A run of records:
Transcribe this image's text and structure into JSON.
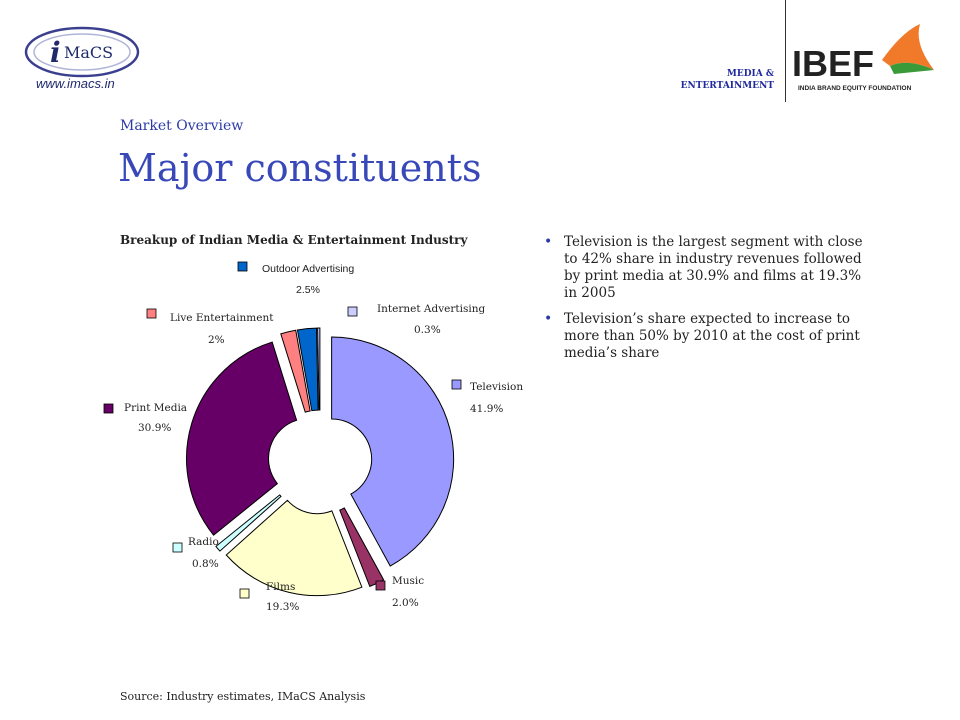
{
  "header": {
    "imacs_logo_text": "iMaCS",
    "imacs_url": "www.imacs.in",
    "section_tag": "MEDIA & ENTERTAINMENT",
    "ibef_logo_text": "IBEF",
    "ibef_logo_subtitle": "INDIA BRAND EQUITY FOUNDATION"
  },
  "breadcrumb": "Market Overview",
  "page_title": "Major constituents",
  "bullets": [
    "Television is the largest segment with close to 42% share in industry revenues followed by print media at 30.9% and films at 19.3% in 2005",
    "Television’s share expected to increase to more than 50% by 2010 at the cost of print media’s share"
  ],
  "source": "Source: Industry estimates, IMaCS Analysis",
  "colors": {
    "title": "#3848b8",
    "accent": "#2b3aa8"
  },
  "chart_data": {
    "type": "pie",
    "title": "Breakup of Indian Media & Entertainment  Industry",
    "donut": true,
    "exploded": true,
    "slices": [
      {
        "name": "Television",
        "value_label": "41.9%",
        "value": 41.9,
        "color": "#9999ff"
      },
      {
        "name": "Music",
        "value_label": "2.0%",
        "value": 2.0,
        "color": "#993366"
      },
      {
        "name": "Films",
        "value_label": "19.3%",
        "value": 19.3,
        "color": "#ffffcc"
      },
      {
        "name": "Radio",
        "value_label": "0.8%",
        "value": 0.8,
        "color": "#ccffff"
      },
      {
        "name": "Print Media",
        "value_label": "30.9%",
        "value": 30.9,
        "color": "#660066"
      },
      {
        "name": "Live Entertainment",
        "value_label": "2%",
        "value": 2.0,
        "color": "#ff8080"
      },
      {
        "name": "Outdoor Advertising",
        "value_label": "2.5%",
        "value": 2.5,
        "color": "#0066cc"
      },
      {
        "name": "Internet Advertising",
        "value_label": "0.3%",
        "value": 0.3,
        "color": "#ccccff"
      }
    ]
  }
}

= Aim =
In the copy, include all records verbatim but no images.

= Right answer =
Transcribe this image's text and structure into JSON.
{
  "header": {
    "imacs_logo_text": "iMaCS",
    "imacs_url": "www.imacs.in",
    "section_tag": "MEDIA & ENTERTAINMENT",
    "ibef_logo_text": "IBEF",
    "ibef_logo_subtitle": "INDIA BRAND EQUITY FOUNDATION"
  },
  "breadcrumb": "Market Overview",
  "page_title": "Major constituents",
  "bullets": [
    "Television is the largest segment with close to 42% share in industry revenues followed by print media at 30.9% and films at 19.3% in 2005",
    "Television’s share expected to increase to more than 50% by 2010 at the cost of print media’s share"
  ],
  "source": "Source: Industry estimates, IMaCS Analysis",
  "colors": {
    "title": "#3848b8",
    "accent": "#2b3aa8"
  },
  "chart_data": {
    "type": "pie",
    "title": "Breakup of Indian Media & Entertainment  Industry",
    "donut": true,
    "exploded": true,
    "slices": [
      {
        "name": "Television",
        "value_label": "41.9%",
        "value": 41.9,
        "color": "#9999ff"
      },
      {
        "name": "Music",
        "value_label": "2.0%",
        "value": 2.0,
        "color": "#993366"
      },
      {
        "name": "Films",
        "value_label": "19.3%",
        "value": 19.3,
        "color": "#ffffcc"
      },
      {
        "name": "Radio",
        "value_label": "0.8%",
        "value": 0.8,
        "color": "#ccffff"
      },
      {
        "name": "Print Media",
        "value_label": "30.9%",
        "value": 30.9,
        "color": "#660066"
      },
      {
        "name": "Live Entertainment",
        "value_label": "2%",
        "value": 2.0,
        "color": "#ff8080"
      },
      {
        "name": "Outdoor Advertising",
        "value_label": "2.5%",
        "value": 2.5,
        "color": "#0066cc"
      },
      {
        "name": "Internet Advertising",
        "value_label": "0.3%",
        "value": 0.3,
        "color": "#ccccff"
      }
    ]
  }
}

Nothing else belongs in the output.